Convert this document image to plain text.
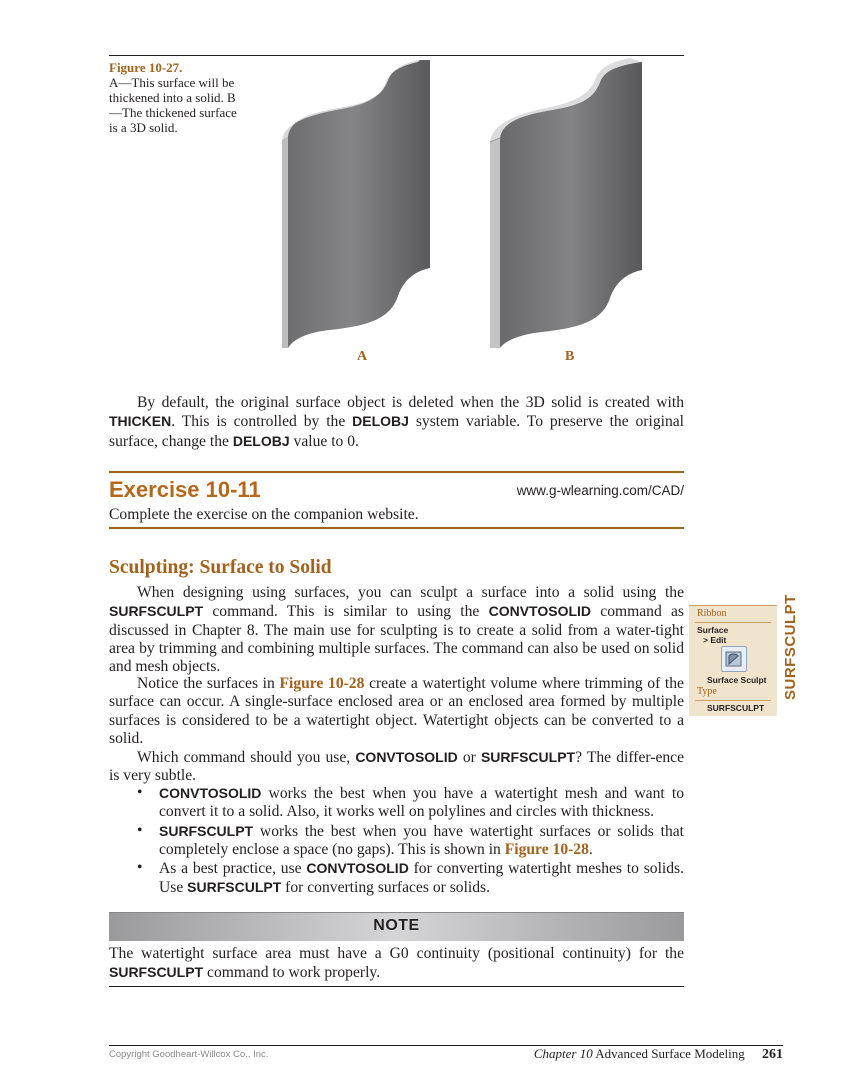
Figure 10-27.
A—This surface will be thickened into a solid. B—The thickened surface is a 3D solid.
A	B

By default, the original surface object is deleted when the 3D solid is created with THICKEN. This is controlled by the DELOBJ system variable. To preserve the original surface, change the DELOBJ value to 0.

Exercise 10-11	www.g-wlearning.com/CAD/
Complete the exercise on the companion website.
Sculpting: Surface to Solid

When designing using surfaces, you can sculpt a surface into a solid using the SURFSCULPT command. This is similar to using the CONVTOSOLID command as discussed in Chapter 8. The main use for sculpting is to create a solid from a water-tight area by trimming and combining multiple surfaces. The command can also be used on solid and mesh objects.

Notice the surfaces in Figure 10-28 create a watertight volume where trimming of the surface can occur. A single-surface enclosed area or an enclosed area formed by multiple surfaces is considered to be a watertight object. Watertight objects can be converted to a solid.

Which command should you use, CONVTOSOLID or SURFSCULPT? The differ-ence is very subtle.

• CONVTOSOLID works the best when you have a watertight mesh and want to convert it to a solid. Also, it works well on polylines and circles with thickness.
• SURFSCULPT works the best when you have watertight surfaces or solids that completely enclose a space (no gaps). This is shown in Figure 10-28.
• As a best practice, use CONVTOSOLID for converting watertight meshes to solids. Use SURFSCULPT for converting surfaces or solids.
Ribbon
Surface
> Edit
Surface Sculpt
Type
SURFSCULPT
SURFSCULPT
NOTE

The watertight surface area must have a G0 continuity (positional continuity) for the SURFSCULPT command to work properly.

Copyright Goodheart-Willcox Co., Inc.	Chapter 10 Advanced Surface Modeling 261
•••
- [What to produce]:
Strip the images and reproduce the remaining records precisely.

- [The completed task]:
Convert this document image to plain text.
Figure 10-27.
A—This surface will be thickened into a solid. B—The thickened surface is a 3D solid.
A	B

By default, the original surface object is deleted when the 3D solid is created with THICKEN. This is controlled by the DELOBJ system variable. To preserve the original surface, change the DELOBJ value to 0.

Exercise 10-11	www.g-wlearning.com/CAD/
Complete the exercise on the companion website.
Sculpting: Surface to Solid

When designing using surfaces, you can sculpt a surface into a solid using the SURFSCULPT command. This is similar to using the CONVTOSOLID command as discussed in Chapter 8. The main use for sculpting is to create a solid from a water-tight area by trimming and combining multiple surfaces. The command can also be used on solid and mesh objects.

Notice the surfaces in Figure 10-28 create a watertight volume where trimming of the surface can occur. A single-surface enclosed area or an enclosed area formed by multiple surfaces is considered to be a watertight object. Watertight objects can be converted to a solid.

Which command should you use, CONVTOSOLID or SURFSCULPT? The differ-ence is very subtle.

• CONVTOSOLID works the best when you have a watertight mesh and want to convert it to a solid. Also, it works well on polylines and circles with thickness.
• SURFSCULPT works the best when you have watertight surfaces or solids that completely enclose a space (no gaps). This is shown in Figure 10-28.
• As a best practice, use CONVTOSOLID for converting watertight meshes to solids. Use SURFSCULPT for converting surfaces or solids.
Ribbon
Surface
> Edit
Surface Sculpt
Type
SURFSCULPT
SURFSCULPT
NOTE

The watertight surface area must have a G0 continuity (positional continuity) for the SURFSCULPT command to work properly.

Copyright Goodheart-Willcox Co., Inc.	Chapter 10 Advanced Surface Modeling 261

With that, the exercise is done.